**RECORDS SUPPLIED**:

________

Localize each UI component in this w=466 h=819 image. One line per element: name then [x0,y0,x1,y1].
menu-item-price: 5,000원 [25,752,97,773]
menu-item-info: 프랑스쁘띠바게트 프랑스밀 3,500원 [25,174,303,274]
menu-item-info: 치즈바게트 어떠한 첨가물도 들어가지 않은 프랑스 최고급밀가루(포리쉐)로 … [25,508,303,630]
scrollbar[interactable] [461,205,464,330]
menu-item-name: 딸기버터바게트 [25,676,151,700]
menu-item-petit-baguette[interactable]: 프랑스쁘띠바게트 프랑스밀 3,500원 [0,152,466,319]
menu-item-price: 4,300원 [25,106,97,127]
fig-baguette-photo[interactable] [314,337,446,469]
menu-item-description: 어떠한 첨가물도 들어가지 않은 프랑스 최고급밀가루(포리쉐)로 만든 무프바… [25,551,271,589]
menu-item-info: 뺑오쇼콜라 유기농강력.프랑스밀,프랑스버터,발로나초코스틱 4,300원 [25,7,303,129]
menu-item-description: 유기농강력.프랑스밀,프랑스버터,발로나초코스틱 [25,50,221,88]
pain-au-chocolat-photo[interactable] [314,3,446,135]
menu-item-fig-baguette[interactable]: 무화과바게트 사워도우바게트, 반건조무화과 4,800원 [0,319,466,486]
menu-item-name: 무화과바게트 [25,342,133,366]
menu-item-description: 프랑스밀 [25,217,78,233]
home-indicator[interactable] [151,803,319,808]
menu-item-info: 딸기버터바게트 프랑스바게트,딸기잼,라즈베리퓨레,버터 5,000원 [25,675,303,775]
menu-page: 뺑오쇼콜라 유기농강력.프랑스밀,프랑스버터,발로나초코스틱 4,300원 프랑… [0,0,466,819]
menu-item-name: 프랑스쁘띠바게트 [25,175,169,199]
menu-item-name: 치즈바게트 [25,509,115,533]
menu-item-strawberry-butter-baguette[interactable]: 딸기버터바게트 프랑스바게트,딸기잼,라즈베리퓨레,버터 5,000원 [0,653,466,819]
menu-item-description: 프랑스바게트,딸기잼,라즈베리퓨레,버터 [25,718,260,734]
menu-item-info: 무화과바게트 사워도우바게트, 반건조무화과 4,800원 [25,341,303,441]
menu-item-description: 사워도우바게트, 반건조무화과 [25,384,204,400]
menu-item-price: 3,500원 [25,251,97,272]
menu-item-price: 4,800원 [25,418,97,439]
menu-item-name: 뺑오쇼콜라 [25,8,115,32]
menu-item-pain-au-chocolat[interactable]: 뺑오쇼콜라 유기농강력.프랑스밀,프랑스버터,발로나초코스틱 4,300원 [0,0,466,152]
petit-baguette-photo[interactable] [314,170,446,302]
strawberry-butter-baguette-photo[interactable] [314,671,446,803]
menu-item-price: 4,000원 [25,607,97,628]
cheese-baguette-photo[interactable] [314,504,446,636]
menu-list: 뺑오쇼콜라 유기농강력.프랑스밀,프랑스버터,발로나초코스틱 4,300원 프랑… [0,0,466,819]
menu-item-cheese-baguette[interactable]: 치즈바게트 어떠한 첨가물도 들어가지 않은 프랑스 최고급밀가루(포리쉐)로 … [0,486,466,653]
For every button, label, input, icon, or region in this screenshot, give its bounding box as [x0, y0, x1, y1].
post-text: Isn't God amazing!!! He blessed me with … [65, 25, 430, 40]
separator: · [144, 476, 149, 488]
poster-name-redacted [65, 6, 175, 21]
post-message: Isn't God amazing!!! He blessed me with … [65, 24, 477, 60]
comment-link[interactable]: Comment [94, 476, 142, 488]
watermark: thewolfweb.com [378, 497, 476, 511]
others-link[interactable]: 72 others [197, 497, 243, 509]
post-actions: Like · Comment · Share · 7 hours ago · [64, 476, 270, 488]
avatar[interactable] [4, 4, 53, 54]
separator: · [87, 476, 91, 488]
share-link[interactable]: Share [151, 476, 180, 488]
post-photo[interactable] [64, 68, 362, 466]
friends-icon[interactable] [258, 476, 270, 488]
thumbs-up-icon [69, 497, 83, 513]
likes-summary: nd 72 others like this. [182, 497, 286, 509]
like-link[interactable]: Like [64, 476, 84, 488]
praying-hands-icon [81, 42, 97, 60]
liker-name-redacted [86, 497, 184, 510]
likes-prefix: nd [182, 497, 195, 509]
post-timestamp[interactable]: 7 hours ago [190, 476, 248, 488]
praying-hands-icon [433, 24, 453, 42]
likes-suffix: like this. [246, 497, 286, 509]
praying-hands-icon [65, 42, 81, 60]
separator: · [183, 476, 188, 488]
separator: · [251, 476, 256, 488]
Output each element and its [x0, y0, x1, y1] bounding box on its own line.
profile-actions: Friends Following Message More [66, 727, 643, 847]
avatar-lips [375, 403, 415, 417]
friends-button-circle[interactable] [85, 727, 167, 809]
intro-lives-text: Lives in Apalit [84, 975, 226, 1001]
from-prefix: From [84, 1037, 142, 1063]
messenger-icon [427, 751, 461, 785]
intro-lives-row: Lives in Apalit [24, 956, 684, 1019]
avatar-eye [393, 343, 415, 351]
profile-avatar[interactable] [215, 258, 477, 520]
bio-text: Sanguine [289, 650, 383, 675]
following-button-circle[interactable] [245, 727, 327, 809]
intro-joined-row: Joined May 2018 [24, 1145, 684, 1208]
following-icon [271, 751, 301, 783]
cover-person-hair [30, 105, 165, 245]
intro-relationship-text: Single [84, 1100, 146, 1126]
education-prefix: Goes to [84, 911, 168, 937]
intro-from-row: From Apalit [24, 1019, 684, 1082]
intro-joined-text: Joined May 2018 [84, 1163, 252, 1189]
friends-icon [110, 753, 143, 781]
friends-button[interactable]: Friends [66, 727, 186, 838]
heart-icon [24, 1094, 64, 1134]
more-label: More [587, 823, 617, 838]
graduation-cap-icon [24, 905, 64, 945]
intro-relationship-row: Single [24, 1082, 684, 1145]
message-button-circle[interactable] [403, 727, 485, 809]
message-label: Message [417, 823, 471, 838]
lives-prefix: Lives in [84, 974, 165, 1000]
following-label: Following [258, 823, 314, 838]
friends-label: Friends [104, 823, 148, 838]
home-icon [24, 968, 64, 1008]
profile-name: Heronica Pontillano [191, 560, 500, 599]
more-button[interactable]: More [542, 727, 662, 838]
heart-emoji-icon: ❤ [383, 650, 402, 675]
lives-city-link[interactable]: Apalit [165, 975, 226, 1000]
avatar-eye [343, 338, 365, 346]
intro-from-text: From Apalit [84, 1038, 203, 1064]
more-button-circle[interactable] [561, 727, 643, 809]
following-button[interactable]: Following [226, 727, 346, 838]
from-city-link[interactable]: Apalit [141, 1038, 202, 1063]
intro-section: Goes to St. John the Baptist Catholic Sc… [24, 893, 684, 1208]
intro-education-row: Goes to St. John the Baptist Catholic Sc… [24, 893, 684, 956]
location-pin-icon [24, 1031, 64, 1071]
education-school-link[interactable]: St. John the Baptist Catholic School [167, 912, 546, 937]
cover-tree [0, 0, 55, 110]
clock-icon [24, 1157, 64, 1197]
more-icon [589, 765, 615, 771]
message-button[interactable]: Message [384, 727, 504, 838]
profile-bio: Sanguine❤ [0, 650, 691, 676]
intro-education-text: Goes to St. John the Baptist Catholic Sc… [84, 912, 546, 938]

________

**EXERCISE TASK**: Quote every one of the records above word for word, from the first line to the last.

**RESPONSE**:
Localize each UI component in this w=466 h=819 image. One line per element: name then [x0,y0,x1,y1].
menu-item-price: 5,000원 [25,752,97,773]
menu-item-info: 프랑스쁘띠바게트 프랑스밀 3,500원 [25,174,303,274]
menu-item-info: 치즈바게트 어떠한 첨가물도 들어가지 않은 프랑스 최고급밀가루(포리쉐)로 … [25,508,303,630]
scrollbar[interactable] [461,205,464,330]
menu-item-name: 딸기버터바게트 [25,676,151,700]
menu-item-petit-baguette[interactable]: 프랑스쁘띠바게트 프랑스밀 3,500원 [0,152,466,319]
menu-item-price: 4,300원 [25,106,97,127]
fig-baguette-photo[interactable] [314,337,446,469]
menu-item-description: 어떠한 첨가물도 들어가지 않은 프랑스 최고급밀가루(포리쉐)로 만든 무프바… [25,551,271,589]
menu-item-info: 뺑오쇼콜라 유기농강력.프랑스밀,프랑스버터,발로나초코스틱 4,300원 [25,7,303,129]
menu-item-description: 유기농강력.프랑스밀,프랑스버터,발로나초코스틱 [25,50,221,88]
pain-au-chocolat-photo[interactable] [314,3,446,135]
menu-item-fig-baguette[interactable]: 무화과바게트 사워도우바게트, 반건조무화과 4,800원 [0,319,466,486]
menu-item-name: 무화과바게트 [25,342,133,366]
menu-item-description: 프랑스밀 [25,217,78,233]
home-indicator[interactable] [151,803,319,808]
menu-item-info: 딸기버터바게트 프랑스바게트,딸기잼,라즈베리퓨레,버터 5,000원 [25,675,303,775]
menu-page: 뺑오쇼콜라 유기농강력.프랑스밀,프랑스버터,발로나초코스틱 4,300원 프랑… [0,0,466,819]
menu-item-name: 프랑스쁘띠바게트 [25,175,169,199]
menu-item-name: 치즈바게트 [25,509,115,533]
menu-item-strawberry-butter-baguette[interactable]: 딸기버터바게트 프랑스바게트,딸기잼,라즈베리퓨레,버터 5,000원 [0,653,466,819]
menu-item-description: 프랑스바게트,딸기잼,라즈베리퓨레,버터 [25,718,260,734]
menu-item-info: 무화과바게트 사워도우바게트, 반건조무화과 4,800원 [25,341,303,441]
menu-item-description: 사워도우바게트, 반건조무화과 [25,384,204,400]
menu-item-price: 3,500원 [25,251,97,272]
menu-item-price: 4,800원 [25,418,97,439]
menu-item-name: 뺑오쇼콜라 [25,8,115,32]
menu-item-pain-au-chocolat[interactable]: 뺑오쇼콜라 유기농강력.프랑스밀,프랑스버터,발로나초코스틱 4,300원 [0,0,466,152]
petit-baguette-photo[interactable] [314,170,446,302]
strawberry-butter-baguette-photo[interactable] [314,671,446,803]
menu-item-price: 4,000원 [25,607,97,628]
cheese-baguette-photo[interactable] [314,504,446,636]
menu-list: 뺑오쇼콜라 유기농강력.프랑스밀,프랑스버터,발로나초코스틱 4,300원 프랑… [0,0,466,819]
menu-item-cheese-baguette[interactable]: 치즈바게트 어떠한 첨가물도 들어가지 않은 프랑스 최고급밀가루(포리쉐)로 … [0,486,466,653]
For every button, label, input, icon, or region in this screenshot, give its bounding box as [x0, y0, x1, y1].
post-text: Isn't God amazing!!! He blessed me with … [65, 25, 430, 40]
separator: · [144, 476, 149, 488]
poster-name-redacted [65, 6, 175, 21]
post-message: Isn't God amazing!!! He blessed me with … [65, 24, 477, 60]
comment-link[interactable]: Comment [94, 476, 142, 488]
watermark: thewolfweb.com [378, 497, 476, 511]
others-link[interactable]: 72 others [197, 497, 243, 509]
post-actions: Like · Comment · Share · 7 hours ago · [64, 476, 270, 488]
avatar[interactable] [4, 4, 53, 54]
separator: · [87, 476, 91, 488]
share-link[interactable]: Share [151, 476, 180, 488]
post-photo[interactable] [64, 68, 362, 466]
friends-icon[interactable] [258, 476, 270, 488]
thumbs-up-icon [69, 497, 83, 513]
likes-summary: nd 72 others like this. [182, 497, 286, 509]
like-link[interactable]: Like [64, 476, 84, 488]
praying-hands-icon [81, 42, 97, 60]
liker-name-redacted [86, 497, 184, 510]
likes-prefix: nd [182, 497, 195, 509]
post-timestamp[interactable]: 7 hours ago [190, 476, 248, 488]
praying-hands-icon [433, 24, 453, 42]
likes-suffix: like this. [246, 497, 286, 509]
praying-hands-icon [65, 42, 81, 60]
separator: · [183, 476, 188, 488]
separator: · [251, 476, 256, 488]
Output each element and its [x0, y0, x1, y1] bounding box on its own line.
profile-actions: Friends Following Message More [66, 727, 643, 847]
avatar-lips [375, 403, 415, 417]
friends-button-circle[interactable] [85, 727, 167, 809]
intro-lives-text: Lives in Apalit [84, 975, 226, 1001]
from-prefix: From [84, 1037, 142, 1063]
messenger-icon [427, 751, 461, 785]
intro-lives-row: Lives in Apalit [24, 956, 684, 1019]
avatar-eye [393, 343, 415, 351]
profile-avatar[interactable] [215, 258, 477, 520]
bio-text: Sanguine [289, 650, 383, 675]
following-button-circle[interactable] [245, 727, 327, 809]
intro-joined-row: Joined May 2018 [24, 1145, 684, 1208]
following-icon [271, 751, 301, 783]
cover-person-hair [30, 105, 165, 245]
intro-relationship-text: Single [84, 1100, 146, 1126]
education-prefix: Goes to [84, 911, 168, 937]
intro-from-row: From Apalit [24, 1019, 684, 1082]
intro-joined-text: Joined May 2018 [84, 1163, 252, 1189]
friends-icon [110, 753, 143, 781]
friends-button[interactable]: Friends [66, 727, 186, 838]
heart-icon [24, 1094, 64, 1134]
more-label: More [587, 823, 617, 838]
graduation-cap-icon [24, 905, 64, 945]
intro-relationship-row: Single [24, 1082, 684, 1145]
message-button-circle[interactable] [403, 727, 485, 809]
message-label: Message [417, 823, 471, 838]
lives-prefix: Lives in [84, 974, 165, 1000]
following-label: Following [258, 823, 314, 838]
friends-label: Friends [104, 823, 148, 838]
home-icon [24, 968, 64, 1008]
profile-name: Heronica Pontillano [191, 560, 500, 599]
more-button[interactable]: More [542, 727, 662, 838]
heart-emoji-icon: ❤ [383, 650, 402, 675]
lives-city-link[interactable]: Apalit [165, 975, 226, 1000]
avatar-eye [343, 338, 365, 346]
intro-from-text: From Apalit [84, 1038, 203, 1064]
more-button-circle[interactable] [561, 727, 643, 809]
following-button[interactable]: Following [226, 727, 346, 838]
from-city-link[interactable]: Apalit [141, 1038, 202, 1063]
intro-section: Goes to St. John the Baptist Catholic Sc… [24, 893, 684, 1208]
intro-education-row: Goes to St. John the Baptist Catholic Sc… [24, 893, 684, 956]
location-pin-icon [24, 1031, 64, 1071]
education-school-link[interactable]: St. John the Baptist Catholic School [167, 912, 546, 937]
cover-tree [0, 0, 55, 110]
clock-icon [24, 1157, 64, 1197]
more-icon [589, 765, 615, 771]
message-button[interactable]: Message [384, 727, 504, 838]
profile-bio: Sanguine❤ [0, 650, 691, 676]
intro-education-text: Goes to St. John the Baptist Catholic Sc… [84, 912, 546, 938]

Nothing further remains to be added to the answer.